Requirement: Show all lines from the data that include the word "John".

Recorded data:
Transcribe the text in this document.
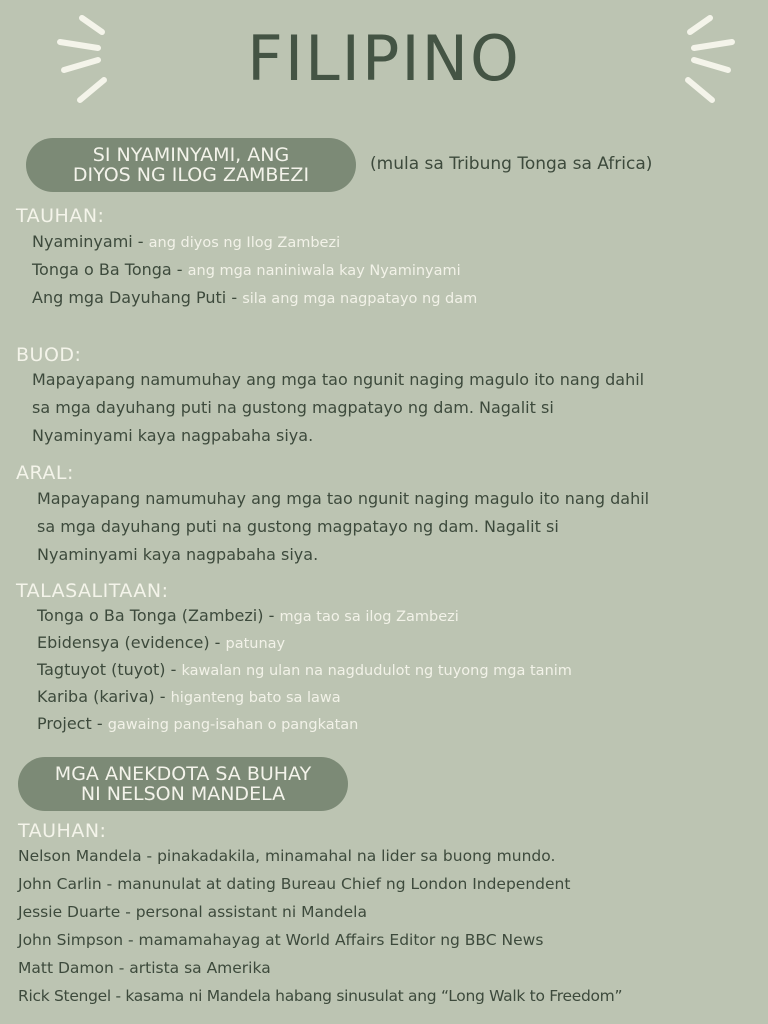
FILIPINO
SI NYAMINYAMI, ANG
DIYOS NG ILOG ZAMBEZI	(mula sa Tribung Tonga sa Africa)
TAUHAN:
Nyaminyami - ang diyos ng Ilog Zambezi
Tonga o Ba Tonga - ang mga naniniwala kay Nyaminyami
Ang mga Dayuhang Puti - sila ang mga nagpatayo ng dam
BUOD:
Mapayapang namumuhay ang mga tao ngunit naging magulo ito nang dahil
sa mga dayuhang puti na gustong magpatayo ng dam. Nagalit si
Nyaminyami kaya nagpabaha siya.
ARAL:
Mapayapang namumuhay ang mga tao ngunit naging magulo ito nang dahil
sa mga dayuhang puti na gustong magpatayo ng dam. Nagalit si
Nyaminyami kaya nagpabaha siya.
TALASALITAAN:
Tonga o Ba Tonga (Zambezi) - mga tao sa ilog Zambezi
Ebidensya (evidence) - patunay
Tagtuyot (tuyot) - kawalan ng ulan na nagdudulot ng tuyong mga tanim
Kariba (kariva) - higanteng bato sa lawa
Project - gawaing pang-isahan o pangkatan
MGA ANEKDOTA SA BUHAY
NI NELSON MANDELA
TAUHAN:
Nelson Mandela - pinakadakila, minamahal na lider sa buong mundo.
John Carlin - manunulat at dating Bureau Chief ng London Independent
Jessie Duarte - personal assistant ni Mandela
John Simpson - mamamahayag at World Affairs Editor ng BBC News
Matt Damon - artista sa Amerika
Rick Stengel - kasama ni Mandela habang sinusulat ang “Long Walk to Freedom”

* * *

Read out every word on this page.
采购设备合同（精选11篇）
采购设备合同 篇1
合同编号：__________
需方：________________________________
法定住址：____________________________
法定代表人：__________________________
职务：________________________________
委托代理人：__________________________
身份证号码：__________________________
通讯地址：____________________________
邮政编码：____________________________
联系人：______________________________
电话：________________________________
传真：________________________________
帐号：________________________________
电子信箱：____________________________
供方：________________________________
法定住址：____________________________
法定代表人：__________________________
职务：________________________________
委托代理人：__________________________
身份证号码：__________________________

Exercise output:
John Carlin - manunulat at dating Bureau Chief ng London Independent
John Simpson - mamamahayag at World Affairs Editor ng BBC News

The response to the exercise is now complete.